====== PAGE EXTRACT

15 November 2023

The Leftovers: Does Nora really go through the machine and see her missing family?

Ah the Left Overs. 

The show that was as good as Lost should have been. 

And of the ending when Nora explains she saw her family and returned. 

Did she really follow through and go through the machine. 

And then come back via another one? 


The Leftovers · The Book of Nora

In the last hour of The Leftovers, Nora Durst sits across a kitchen table from Kevin Garvey in a farmhouse in regional Australia and tells him she went through the machine. She tells him she crossed into the world the Departed went to. She tells him she found her husband and her two children there, watched them from outside their house, and chose to come back. She tells him she has never told this story to anyone before, because she knew nobody would believe it. Kevin tells her he believes her. The credits roll. The question, since 2017, is whether the audience should.

Nora and Kevin in the finale of The Leftovers
Nora and Kevin.

The thing that started it

To take Nora's story seriously, the audience first has to remember the size of the wound it grew out of. On October 14, 2011, at 2:14pm Eastern Standard Time, two percent of the human population, one hundred and forty million people, vanished from where they were standing. There was no warning. There was no pattern. Babies vanished out of cribs. Drivers vanished out of cars. A Saturday afternoon became, for the rest of humanity, a stalled clock.

The Leftovers · Series Premise

The Sudden Departure

The unexplained simultaneous disappearance, on October 14, 2011, of approximately 140 million people from every country on Earth. The event is never explained by the show. Among those who vanish, in the pilot's first scene, are most of the cast of Perfect Strangers. Among those who do not, in the same scene, is Nora Durst's husband Doug. Three days later, her children Erin and Jeremy will disappear from the kitchen table while she pours herself a glass of water with her back turned.

Disappeared

2% · ~140,000,000

Explanation Offered

None · ever

The show is not, in the end, about the event. It is about the people the event left in place. Kevin Garvey, the police chief of Mapleton, New York, who keeps drowning and surviving. The Guilty Remnant, who wear white and smoke cigarettes and refuse to let anyone forget. Matt Jamison, the priest whose faith outlives every reason for it. And Nora Durst, who lost more in a single afternoon than any person on the show, and who spends three seasons looking for a door she can open and a person she can blame.

============

## EXERCISE SET:
1 – In the piece on The Leftovers, what does Kevin tell Nora after she describes going through the machine?
2 – Continue the piece on The Leftovers from the point where it stops.
The lines that follow are separate material and have no connection to the piece on The Leftovers.

====== DATA ROWS

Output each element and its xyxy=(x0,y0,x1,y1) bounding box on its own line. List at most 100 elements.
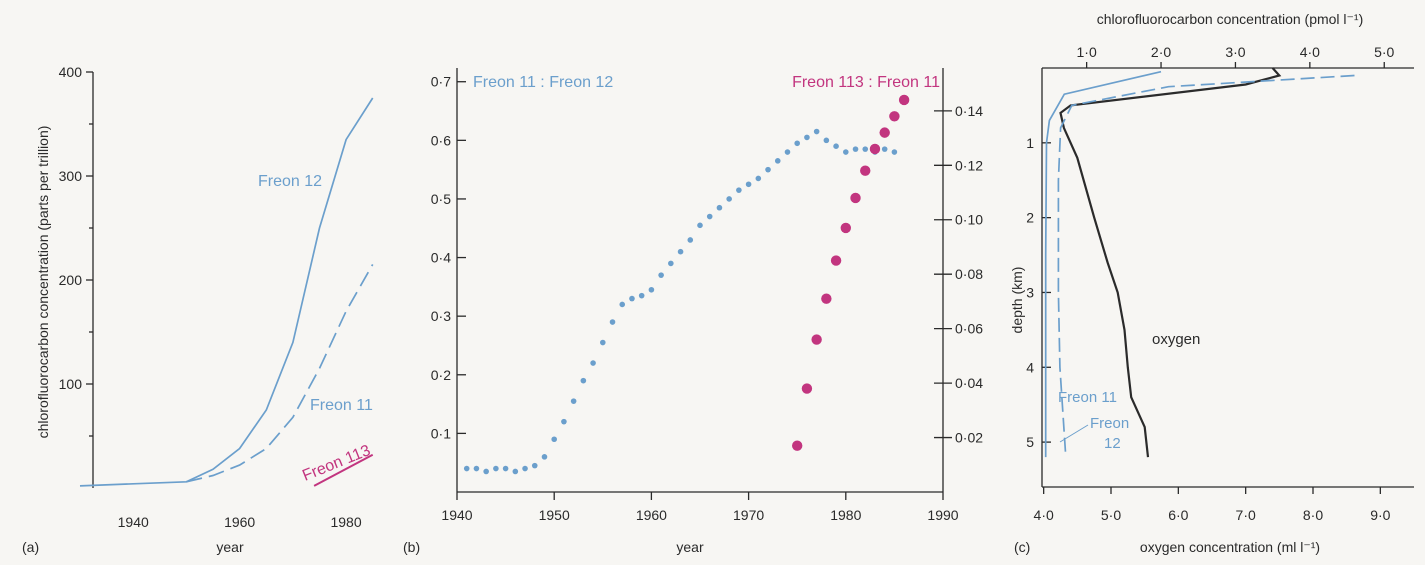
panel-b-point-freon11-freon12 xyxy=(784,149,791,155)
panel-b-series xyxy=(463,94,910,475)
panel-b-y-tick-label-left: 0·1 xyxy=(431,425,451,441)
panel-b-y-ticks-left: 0·1 0·2 0·3 0·4 0·5 0·6 0·7 xyxy=(431,74,466,441)
panel-a-label: (a) xyxy=(22,539,39,555)
panel-b-point-freon11-freon12 xyxy=(852,146,859,152)
panel-c-label-oxygen: oxygen xyxy=(1152,331,1200,348)
panel-c-top-ticks: 1·0 2·0 3·0 4·0 5·0 xyxy=(1077,44,1395,68)
panel-b-point-freon11-freon12 xyxy=(638,292,645,299)
panel-c-series xyxy=(1044,67,1355,458)
panel-c-y-tick-label: 1 xyxy=(1026,135,1034,151)
panel-a-line-freon-11 xyxy=(186,263,374,483)
panel-a-y-tick-label: 400 xyxy=(59,64,83,80)
panel-b-y-ticks-right: 0·02 0·04 0·06 0·08 0·10 0·12 0·14 xyxy=(934,103,983,446)
panel-b-point-freon113-freon11 xyxy=(811,334,822,345)
panel-c-y-tick-label: 3 xyxy=(1026,284,1034,300)
panel-a-label-freon-11: Freon 11 xyxy=(310,397,373,414)
panel-b-point-freon11-freon12 xyxy=(687,237,694,243)
panel-b-point-freon11-freon12 xyxy=(561,418,567,425)
panel-b-point-freon11-freon12 xyxy=(483,468,489,475)
panel-b-point-freon11-freon12 xyxy=(706,213,713,220)
panel-b-point-freon11-freon12 xyxy=(813,128,820,135)
panel-c-y-axis-label: depth (km) xyxy=(1009,267,1025,334)
panel-b-point-freon11-freon12 xyxy=(600,339,606,346)
panel-b-y-tick-label-left: 0·4 xyxy=(431,250,451,266)
panel-c-line-freon-11 xyxy=(1044,70,1162,458)
panel-c-bottom-tick-label: 6·0 xyxy=(1168,507,1188,523)
panel-b-y-tick-label-left: 0·2 xyxy=(431,367,451,383)
panel-b-x-ticks: 1940 1950 1960 1970 1980 1990 xyxy=(441,492,959,523)
panel-b-point-freon11-freon12 xyxy=(862,146,869,152)
panel-b-x-tick-label: 1940 xyxy=(441,507,472,523)
panel-c-top-tick-label: 1·0 xyxy=(1077,44,1097,60)
panel-b-point-freon11-freon12 xyxy=(541,454,548,460)
panel-c-freon-12-leader xyxy=(1059,424,1089,443)
panel-b-point-freon113-freon11 xyxy=(850,192,861,204)
panel-c-bottom-ticks: 4·0 5·0 6·0 7·0 8·0 9·0 xyxy=(1034,487,1391,523)
panel-c-top-tick-label: 5·0 xyxy=(1374,44,1394,60)
panel-c-bottom-tick-label: 8·0 xyxy=(1303,507,1323,523)
panel-b-point-freon11-freon12 xyxy=(716,204,723,211)
panel-a: 100 200 300 400 1940 1960 1980 chlorofluoroca… xyxy=(22,64,374,555)
panel-b-point-freon11-freon12 xyxy=(473,465,480,472)
panel-c-top-tick-label: 2·0 xyxy=(1151,44,1171,60)
panel-b-point-freon11-freon12 xyxy=(765,166,771,173)
panel-b-point-freon11-freon12 xyxy=(833,143,839,149)
panel-b-point-freon113-freon11 xyxy=(840,222,851,234)
panel-b-point-freon113-freon11 xyxy=(792,440,803,451)
panel-c-label-freon-12: Freon 12 xyxy=(1090,415,1133,452)
panel-c-bottom-tick-label: 4·0 xyxy=(1034,507,1054,523)
panel-b-point-freon11-freon12 xyxy=(463,465,470,472)
panel-c-y-tick-label: 5 xyxy=(1026,434,1034,450)
panel-c-top-axis-label: chlorofluorocarbon concentration (pmol l… xyxy=(1097,11,1364,27)
panel-b-y-tick-label-right: 0·06 xyxy=(955,321,983,337)
panel-b-y-tick-label-left: 0·6 xyxy=(431,132,451,148)
panel-a-y-tick-label: 300 xyxy=(59,168,83,184)
panel-b-point-freon113-freon11 xyxy=(801,383,813,394)
panel-b-y-tick-label-left: 0·7 xyxy=(431,74,451,90)
panel-a-y-ticks: 100 200 300 400 xyxy=(59,64,93,437)
panel-b-point-freon11-freon12 xyxy=(697,222,703,229)
panel-b-y-tick-label-left: 0·5 xyxy=(431,191,451,207)
panel-b-point-freon11-freon12 xyxy=(512,468,519,475)
panel-b-point-freon11-freon12 xyxy=(629,295,635,302)
panel-c-top-tick-label: 4·0 xyxy=(1300,44,1320,60)
panel-c-line-oxygen xyxy=(1059,67,1282,458)
panel-b-point-freon11-freon12 xyxy=(522,465,528,472)
panel-c-y-tick-label: 4 xyxy=(1026,359,1034,375)
panel-b-point-freon11-freon12 xyxy=(794,140,800,147)
panel-b-point-freon11-freon12 xyxy=(493,465,499,472)
panel-b-point-freon11-freon12 xyxy=(804,134,810,141)
panel-a-label-freon-12: Freon 12 xyxy=(258,173,322,190)
panel-b-y-tick-label-right: 0·14 xyxy=(955,103,983,119)
panel-b: 0·10·20·30·40·50·60·7 0·020·040·060·080·… xyxy=(403,68,983,555)
panel-b-point-freon11-freon12 xyxy=(619,301,626,308)
panel-b-point-freon11-freon12 xyxy=(551,436,557,443)
panel-b-legend-freon113-freon11: Freon 113 : Freon 11 xyxy=(792,74,940,91)
panel-c-bottom-tick-label: 5·0 xyxy=(1101,507,1121,523)
panel-a-x-tick-label: 1940 xyxy=(118,514,149,530)
panel-b-point-freon11-freon12 xyxy=(774,158,781,164)
panel-c-y-tick-label: 2 xyxy=(1026,210,1034,226)
panel-b-point-freon11-freon12 xyxy=(843,149,849,155)
panel-a-y-axis-label: chlorofluorocarbon concentration (parts … xyxy=(35,126,51,439)
panel-b-x-tick-label: 1980 xyxy=(830,507,861,523)
panel-b-point-freon11-freon12 xyxy=(755,175,762,182)
panel-a-x-axis-label: year xyxy=(216,539,244,555)
panel-c-y-ticks: 1 2 3 4 5 xyxy=(1026,135,1051,450)
panel-b-x-tick-label: 1970 xyxy=(733,507,764,523)
panel-b-point-freon113-freon11 xyxy=(889,111,900,122)
panel-a-x-tick-label: 1980 xyxy=(330,514,361,530)
panel-c-bottom-tick-label: 7·0 xyxy=(1236,507,1256,523)
panel-b-point-freon113-freon11 xyxy=(879,127,890,138)
panel-b-y-tick-label-left: 0·3 xyxy=(431,308,451,324)
panel-b-point-freon11-freon12 xyxy=(891,149,898,155)
panel-b-point-freon11-freon12 xyxy=(502,465,509,472)
panel-b-x-tick-label: 1960 xyxy=(636,507,667,523)
panel-c-label-freon-12-line1: Freon xyxy=(1090,415,1129,432)
panel-c-label-freon-11: Freon 11 xyxy=(1058,389,1117,406)
panel-c-bottom-tick-label: 9·0 xyxy=(1370,507,1390,523)
panel-b-y-tick-label-right: 0·12 xyxy=(955,157,983,173)
panel-b-point-freon11-freon12 xyxy=(736,187,742,193)
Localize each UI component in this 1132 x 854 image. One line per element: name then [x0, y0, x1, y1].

============

## OUTPUTS BY TASK:
1 – He tells her he believes her.

2 –
The machine

In the third season, Nora and Kevin travel to Melbourne, Australia, in the days before the seventh anniversary of the Departure, which the world's various doomsday cults believe will be the trigger for a second event. There, Nora is introduced to a pair of physicists who have built a device they will not let her look at without first signing a sheaf of waivers and undressing completely. The premise of the device, they tell her, is grief made into a hypothesis: if two percent of the people of this world were extracted and placed somewhere, then somewhere, also, two percent of the people of that world were extracted and placed here. The machine, they claim, is a way of going to the other side. It looks like a bathtub inside a sarcophagus. It floods with radioactive water. It has, the physicists admit, only ever been used once before, and they have no proof the previous subject ever arrived.

Nora climbs in. The audience sees the lid close. The show then cuts to many, many years later, to an older Nora in rural Australia, raising doves on a farm, telling people her name is Sarah. Whether the machine was switched on, whether she went through, and whether she came back are questions the show, very deliberately, does not answer with footage. The only account we are given is the one Nora gives Kevin, in a kitchen, in the final fifteen minutes of the series.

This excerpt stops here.